REQUIRED TASK:
Output all of the entries below precisely as written.

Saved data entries
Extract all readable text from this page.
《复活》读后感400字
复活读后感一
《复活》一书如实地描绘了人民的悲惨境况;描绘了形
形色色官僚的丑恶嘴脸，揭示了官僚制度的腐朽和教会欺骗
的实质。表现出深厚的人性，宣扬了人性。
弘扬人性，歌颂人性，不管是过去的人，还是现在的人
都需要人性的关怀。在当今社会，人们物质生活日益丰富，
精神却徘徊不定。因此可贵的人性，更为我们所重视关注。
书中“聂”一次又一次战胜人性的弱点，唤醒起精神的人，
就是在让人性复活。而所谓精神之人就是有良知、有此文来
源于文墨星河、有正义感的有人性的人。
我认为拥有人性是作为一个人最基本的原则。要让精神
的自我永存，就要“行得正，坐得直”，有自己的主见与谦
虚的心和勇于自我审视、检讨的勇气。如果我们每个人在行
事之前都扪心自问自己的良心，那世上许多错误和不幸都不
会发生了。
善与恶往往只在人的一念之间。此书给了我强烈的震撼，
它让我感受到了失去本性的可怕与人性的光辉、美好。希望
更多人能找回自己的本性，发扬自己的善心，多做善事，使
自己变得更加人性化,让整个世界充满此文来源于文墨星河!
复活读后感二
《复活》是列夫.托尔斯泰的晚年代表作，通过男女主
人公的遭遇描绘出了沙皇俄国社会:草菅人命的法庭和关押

TASK RESPONSE:
Extract all readable text from this page.
《复活》读后感400字
复活读后感一
《复活》一书如实地描绘了人民的悲惨境况;描绘了形
形色色官僚的丑恶嘴脸，揭示了官僚制度的腐朽和教会欺骗
的实质。表现出深厚的人性，宣扬了人性。
弘扬人性，歌颂人性，不管是过去的人，还是现在的人
都需要人性的关怀。在当今社会，人们物质生活日益丰富，
精神却徘徊不定。因此可贵的人性，更为我们所重视关注。
书中“聂”一次又一次战胜人性的弱点，唤醒起精神的人，
就是在让人性复活。而所谓精神之人就是有良知、有此文来
源于文墨星河、有正义感的有人性的人。
我认为拥有人性是作为一个人最基本的原则。要让精神
的自我永存，就要“行得正，坐得直”，有自己的主见与谦
虚的心和勇于自我审视、检讨的勇气。如果我们每个人在行
事之前都扪心自问自己的良心，那世上许多错误和不幸都不
会发生了。
善与恶往往只在人的一念之间。此书给了我强烈的震撼，
它让我感受到了失去本性的可怕与人性的光辉、美好。希望
更多人能找回自己的本性，发扬自己的善心，多做善事，使
自己变得更加人性化,让整个世界充满此文来源于文墨星河!
复活读后感二
《复活》是列夫.托尔斯泰的晚年代表作，通过男女主
人公的遭遇描绘出了沙皇俄国社会:草菅人命的法庭和关押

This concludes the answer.